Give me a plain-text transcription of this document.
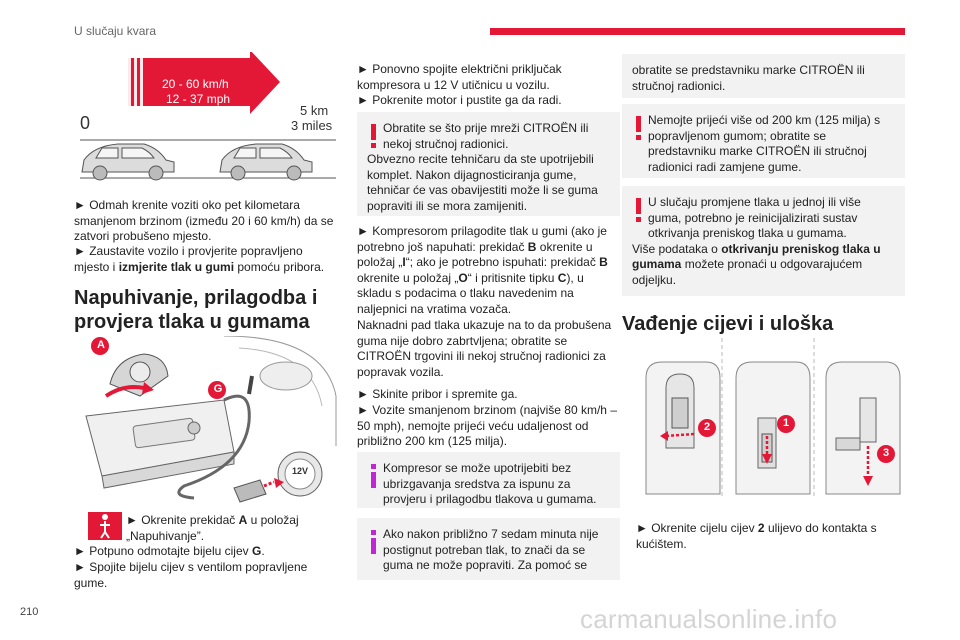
U slučaju kvara
20 - 60 km/h
12 - 37 mph
0
5 km
3 miles
► Odmah krenite voziti oko pet kilometara smanjenom brzinom (između 20 i 60 km/h) da se zatvori probušeno mjesto.
► Zaustavite vozilo i provjerite popravljeno mjesto i izmjerite tlak u gumi pomoću pribora.
Napuhivanje, prilagodba i provjera tlaka u gumama
A
G
12V
► Okrenite prekidač A u položaj „Napuhivanje”.
► Potpuno odmotajte bijelu cijev G.
► Spojite bijelu cijev s ventilom popravljene gume.
► Ponovno spojite električni priključak kompresora u 12 V utičnicu u vozilu.
► Pokrenite motor i pustite ga da radi.
Obratite se što prije mreži CITROËN ili nekoj stručnoj radionici.
Obvezno recite tehničaru da ste upotrijebili komplet. Nakon dijagnosticiranja gume, tehničar će vas obavijestiti može li se guma popraviti ili se mora zamijeniti.
► Kompresorom prilagodite tlak u gumi (ako je potrebno još napuhati: prekidač B okrenite u položaj „I“; ako je potrebno ispuhati: prekidač B okrenite u položaj „O“ i pritisnite tipku C), u skladu s podacima o tlaku navedenim na naljepnici na vratima vozača.
Naknadni pad tlaka ukazuje na to da probušena guma nije dobro zabrtvljena; obratite se CITROËN trgovini ili nekoj stručnoj radionici za popravak vozila.
► Skinite pribor i spremite ga.
► Vozite smanjenom brzinom (najviše 80 km/h – 50 mph), nemojte prijeći veću udaljenost od približno 200 km (125 milja).
Kompresor se može upotrijebiti bez ubrizgavanja sredstva za ispunu za provjeru i prilagodbu tlakova u gumama.
Ako nakon približno 7 sedam minuta nije postignut potreban tlak, to znači da se guma ne može popraviti. Za pomoć se
obratite se predstavniku marke CITROËN ili stručnoj radionici.
Nemojte prijeći više od 200 km (125 milja) s popravljenom gumom; obratite se predstavniku marke CITROËN ili stručnoj radionici radi zamjene gume.
U slučaju promjene tlaka u jednoj ili više guma, potrebno je reinicijalizirati sustav otkrivanja preniskog tlaka u gumama.
Više podataka o otkrivanju preniskog tlaka u gumama možete pronaći u odgovarajućem odjeljku.
Vađenje cijevi i uloška
2	1
3
► Okrenite cijelu cijev 2 ulijevo do kontakta s kućištem.
210	carmanualsonline.info
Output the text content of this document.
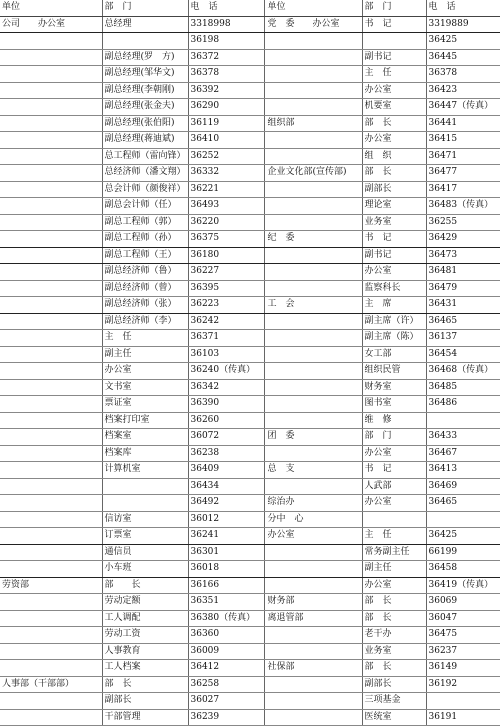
单位	部　门	电　话	单位	部　门	电　话
公司　　办公室	总经理	3318998	党　委　　办公室	书　记	3319889
		36198			36425
	副总经理(罗　方)	36372		副书记	36445
	副总经理(邹华文)	36378		主　任	36378
	副总经理(李朝刚)	36392		办公室	36423
	副总经理(张金夫)	36290		机要室	36447（传真）
	副总经理(张伯阳)	36119	组织部	部　长	36441
	副总经理(蒋迪斌)	36410		办公室	36415
	总工程师（雷向锋）	36252		组　织	36471
	总经济师（潘文翔）	36332	企业文化部(宣传部)	部　长	36477
	总会计师（颜俊祥）	36221		副部长	36417
	副总会计师（任）	36493		理论室	36483（传真）
	副总工程师（郭）	36220		业务室	36255
	副总工程师（孙）	36375	纪　委	书　记	36429
	副总工程师（王）	36180		副书记	36473
	副总经济师（鲁）	36227		办公室	36481
	副总经济师（曾）	36395		监察科长	36479
	副总经济师（张）	36223	工　会	主　席	36431
	副总经济师（李）	36242		副主席（许）	36465
	主　任	36371		副主席（陈）	36137
	副主任	36103		女工部	36454
	办公室	36240（传真）		组织民管	36468（传真）
	文书室	36342		财务室	36485
	票证室	36390		图书室	36486
	档案打印室	36260		维　修	
	档案室	36072	团　委	部　门	36433
	档案库	36238		办公室	36467
	计算机室	36409	总　支	书　记	36413
		36434		人武部	36469
		36492	综治办	办公室	36465
	信访室	36012	分中　心		
	订票室	36241	办公室	主　任	36425
	通信员	36301		常务副主任	66199
	小车班	36018		副主任	36458
劳资部	部　　长	36166		办公室	36419（传真）
	劳动定额	36351	财务部	部　长	36069
	工人调配	36380（传真）	离退管部	部　长	36047
	劳动工资	36360		老干办	36475
	人事教育	36009		业务室	36237
	工人档案	36412	社保部	部　长	36149
人事部（干部部）	部　长	36258		副部长	36192
	副部长	36027		三项基金	
	干部管理	36239		医统室	36191
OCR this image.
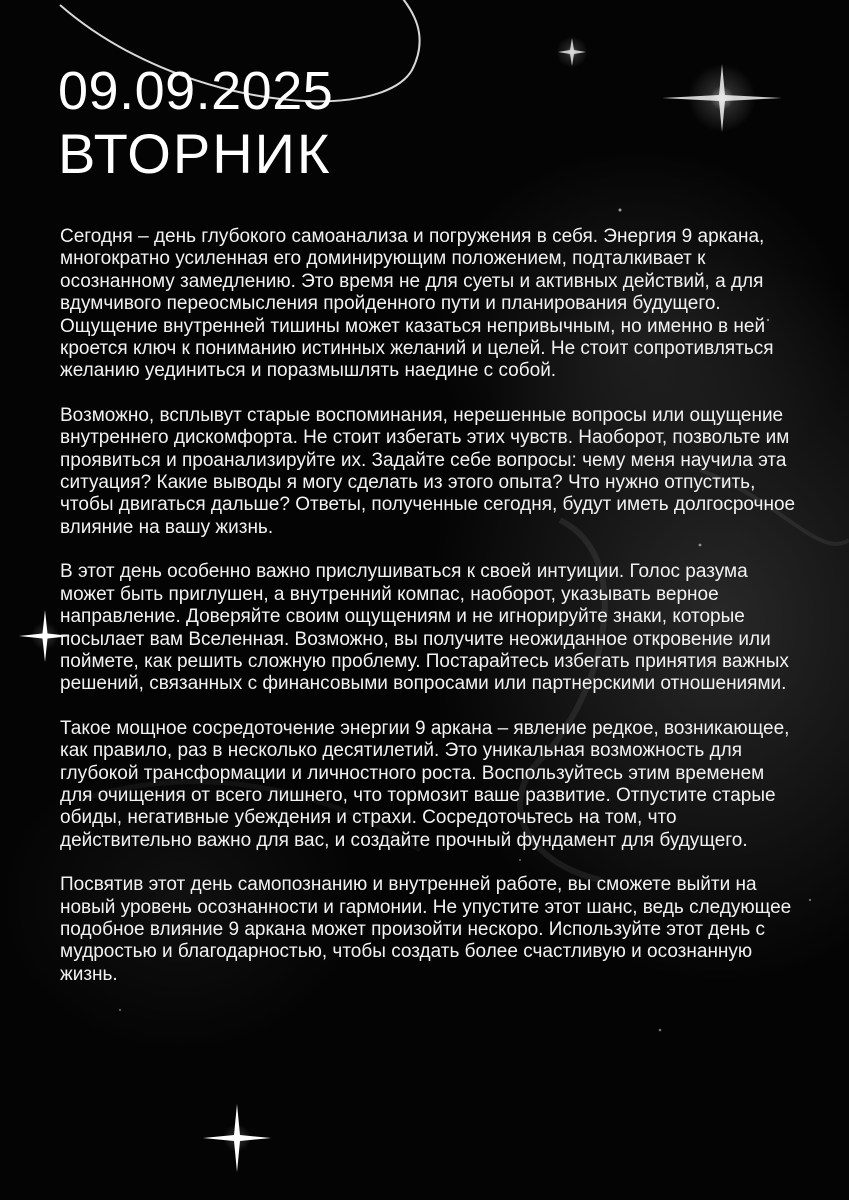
09.09.2025
ВТОРНИК

Сегодня – день глубокого самоанализа и погружения в себя. Энергия 9 аркана, многократно усиленная его доминирующим положением, подталкивает к осознанному замедлению. Это время не для суеты и активных действий, а для вдумчивого переосмысления пройденного пути и планирования будущего. Ощущение внутренней тишины может казаться непривычным, но именно в ней кроется ключ к пониманию истинных желаний и целей. Не стоит сопротивляться желанию уединиться и поразмышлять наедине с собой.

Возможно, всплывут старые воспоминания, нерешенные вопросы или ощущение внутреннего дискомфорта. Не стоит избегать этих чувств. Наоборот, позвольте им проявиться и проанализируйте их. Задайте себе вопросы: чему меня научила эта ситуация? Какие выводы я могу сделать из этого опыта? Что нужно отпустить, чтобы двигаться дальше? Ответы, полученные сегодня, будут иметь долгосрочное влияние на вашу жизнь.

В этот день особенно важно прислушиваться к своей интуиции. Голос разума может быть приглушен, а внутренний компас, наоборот, указывать верное направление. Доверяйте своим ощущениям и не игнорируйте знаки, которые посылает вам Вселенная. Возможно, вы получите неожиданное откровение или поймете, как решить сложную проблему. Постарайтесь избегать принятия важных решений, связанных с финансовыми вопросами или партнерскими отношениями.

Такое мощное сосредоточение энергии 9 аркана – явление редкое, возникающее, как правило, раз в несколько десятилетий. Это уникальная возможность для глубокой трансформации и личностного роста. Воспользуйтесь этим временем для очищения от всего лишнего, что тормозит ваше развитие. Отпустите старые обиды, негативные убеждения и страхи. Сосредоточьтесь на том, что действительно важно для вас, и создайте прочный фундамент для будущего.

Посвятив этот день самопознанию и внутренней работе, вы сможете выйти на новый уровень осознанности и гармонии. Не упустите этот шанс, ведь следующее подобное влияние 9 аркана может произойти нескоро. Используйте этот день с мудростью и благодарностью, чтобы создать более счастливую и осознанную жизнь.
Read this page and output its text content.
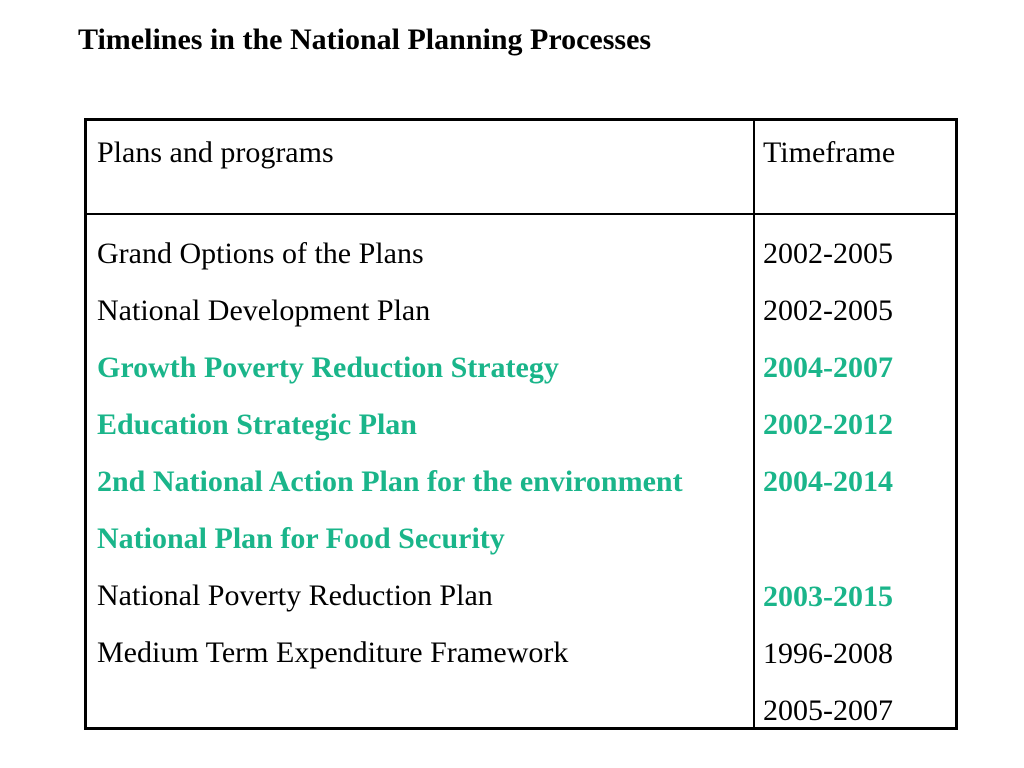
Timelines in the National Planning Processes
Plans and programs	Timeframe
Grand Options of the Plans
National Development Plan
Growth Poverty Reduction Strategy
Education Strategic Plan
2nd National Action Plan for the environment
National Plan for Food Security
National Poverty Reduction Plan
Medium Term Expenditure Framework
2002-2005
2002-2005
2004-2007
2002-2012
2004-2014
2003-2015
1996-2008
2005-2007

==================================================

- _Set task_: Generate a word-for-word copy of the preceding records, excluding all pictures.

- _Reply to the exercise_:
Give me a plain-text transcription of this document.
U slučaju kvara
20 - 60 km/h
12 - 37 mph
0
5 km
3 miles
► Odmah krenite voziti oko pet kilometara smanjenom brzinom (između 20 i 60 km/h) da se zatvori probušeno mjesto.
► Zaustavite vozilo i provjerite popravljeno mjesto i izmjerite tlak u gumi pomoću pribora.
Napuhivanje, prilagodba i provjera tlaka u gumama
A
G
12V
► Okrenite prekidač A u položaj „Napuhivanje”.
► Potpuno odmotajte bijelu cijev G.
► Spojite bijelu cijev s ventilom popravljene gume.
► Ponovno spojite električni priključak kompresora u 12 V utičnicu u vozilu.
► Pokrenite motor i pustite ga da radi.
Obratite se što prije mreži CITROËN ili nekoj stručnoj radionici.
Obvezno recite tehničaru da ste upotrijebili komplet. Nakon dijagnosticiranja gume, tehničar će vas obavijestiti može li se guma popraviti ili se mora zamijeniti.
► Kompresorom prilagodite tlak u gumi (ako je potrebno još napuhati: prekidač B okrenite u položaj „I“; ako je potrebno ispuhati: prekidač B okrenite u položaj „O“ i pritisnite tipku C), u skladu s podacima o tlaku navedenim na naljepnici na vratima vozača.
Naknadni pad tlaka ukazuje na to da probušena guma nije dobro zabrtvljena; obratite se CITROËN trgovini ili nekoj stručnoj radionici za popravak vozila.
► Skinite pribor i spremite ga.
► Vozite smanjenom brzinom (najviše 80 km/h – 50 mph), nemojte prijeći veću udaljenost od približno 200 km (125 milja).
Kompresor se može upotrijebiti bez ubrizgavanja sredstva za ispunu za provjeru i prilagodbu tlakova u gumama.
Ako nakon približno 7 sedam minuta nije postignut potreban tlak, to znači da se guma ne može popraviti. Za pomoć se
obratite se predstavniku marke CITROËN ili stručnoj radionici.
Nemojte prijeći više od 200 km (125 milja) s popravljenom gumom; obratite se predstavniku marke CITROËN ili stručnoj radionici radi zamjene gume.
U slučaju promjene tlaka u jednoj ili više guma, potrebno je reinicijalizirati sustav otkrivanja preniskog tlaka u gumama.
Više podataka o otkrivanju preniskog tlaka u gumama možete pronaći u odgovarajućem odjeljku.
Vađenje cijevi i uloška
2	1
3
► Okrenite cijelu cijev 2 ulijevo do kontakta s kućištem.
210	carmanualsonline.info
Output the text content of this document.
单位	部　门	电　话	单位	部　门	电　话
公司　　办公室	总经理	3318998	党　委　　办公室	书　记	3319889
		36198			36425
	副总经理(罗　方)	36372		副书记	36445
	副总经理(邹华文)	36378		主　任	36378
	副总经理(李朝刚)	36392		办公室	36423
	副总经理(张金夫)	36290		机要室	36447（传真）
	副总经理(张伯阳)	36119	组织部	部　长	36441
	副总经理(蒋迪斌)	36410		办公室	36415
	总工程师（雷向锋）	36252		组　织	36471
	总经济师（潘文翔）	36332	企业文化部(宣传部)	部　长	36477
	总会计师（颜俊祥）	36221		副部长	36417
	副总会计师（任）	36493		理论室	36483（传真）
	副总工程师（郭）	36220		业务室	36255
	副总工程师（孙）	36375	纪　委	书　记	36429
	副总工程师（王）	36180		副书记	36473
	副总经济师（鲁）	36227		办公室	36481
	副总经济师（曾）	36395		监察科长	36479
	副总经济师（张）	36223	工　会	主　席	36431
	副总经济师（李）	36242		副主席（许）	36465
	主　任	36371		副主席（陈）	36137
	副主任	36103		女工部	36454
	办公室	36240（传真）		组织民管	36468（传真）
	文书室	36342		财务室	36485
	票证室	36390		图书室	36486
	档案打印室	36260		维　修	
	档案室	36072	团　委	部　门	36433
	档案库	36238		办公室	36467
	计算机室	36409	总　支	书　记	36413
		36434		人武部	36469
		36492	综治办	办公室	36465
	信访室	36012	分中　心		
	订票室	36241	办公室	主　任	36425
	通信员	36301		常务副主任	66199
	小车班	36018		副主任	36458
劳资部	部　　长	36166		办公室	36419（传真）
	劳动定额	36351	财务部	部　长	36069
	工人调配	36380（传真）	离退管部	部　长	36047
	劳动工资	36360		老干办	36475
	人事教育	36009		业务室	36237
	工人档案	36412	社保部	部　长	36149
人事部（干部部）	部　长	36258		副部长	36192
	副部长	36027		三项基金	
	干部管理	36239		医统室	36191
OCR this image.
09.09.2025
ВТОРНИК

Сегодня – день глубокого самоанализа и погружения в себя. Энергия 9 аркана, многократно усиленная его доминирующим положением, подталкивает к осознанному замедлению. Это время не для суеты и активных действий, а для вдумчивого переосмысления пройденного пути и планирования будущего. Ощущение внутренней тишины может казаться непривычным, но именно в ней кроется ключ к пониманию истинных желаний и целей. Не стоит сопротивляться желанию уединиться и поразмышлять наедине с собой.

Возможно, всплывут старые воспоминания, нерешенные вопросы или ощущение внутреннего дискомфорта. Не стоит избегать этих чувств. Наоборот, позвольте им проявиться и проанализируйте их. Задайте себе вопросы: чему меня научила эта ситуация? Какие выводы я могу сделать из этого опыта? Что нужно отпустить, чтобы двигаться дальше? Ответы, полученные сегодня, будут иметь долгосрочное влияние на вашу жизнь.

В этот день особенно важно прислушиваться к своей интуиции. Голос разума может быть приглушен, а внутренний компас, наоборот, указывать верное направление. Доверяйте своим ощущениям и не игнорируйте знаки, которые посылает вам Вселенная. Возможно, вы получите неожиданное откровение или поймете, как решить сложную проблему. Постарайтесь избегать принятия важных решений, связанных с финансовыми вопросами или партнерскими отношениями.

Такое мощное сосредоточение энергии 9 аркана – явление редкое, возникающее, как правило, раз в несколько десятилетий. Это уникальная возможность для глубокой трансформации и личностного роста. Воспользуйтесь этим временем для очищения от всего лишнего, что тормозит ваше развитие. Отпустите старые обиды, негативные убеждения и страхи. Сосредоточьтесь на том, что действительно важно для вас, и создайте прочный фундамент для будущего.

Посвятив этот день самопознанию и внутренней работе, вы сможете выйти на новый уровень осознанности и гармонии. Не упустите этот шанс, ведь следующее подобное влияние 9 аркана может произойти нескоро. Используйте этот день с мудростью и благодарностью, чтобы создать более счастливую и осознанную жизнь.
Read this page and output its text content.
Timelines in the National Planning Processes
Plans and programs	Timeframe
Grand Options of the Plans
National Development Plan
Growth Poverty Reduction Strategy
Education Strategic Plan
2nd National Action Plan for the environment
National Plan for Food Security
National Poverty Reduction Plan
Medium Term Expenditure Framework
2002-2005
2002-2005
2004-2007
2002-2012
2004-2014
2003-2015
1996-2008
2005-2007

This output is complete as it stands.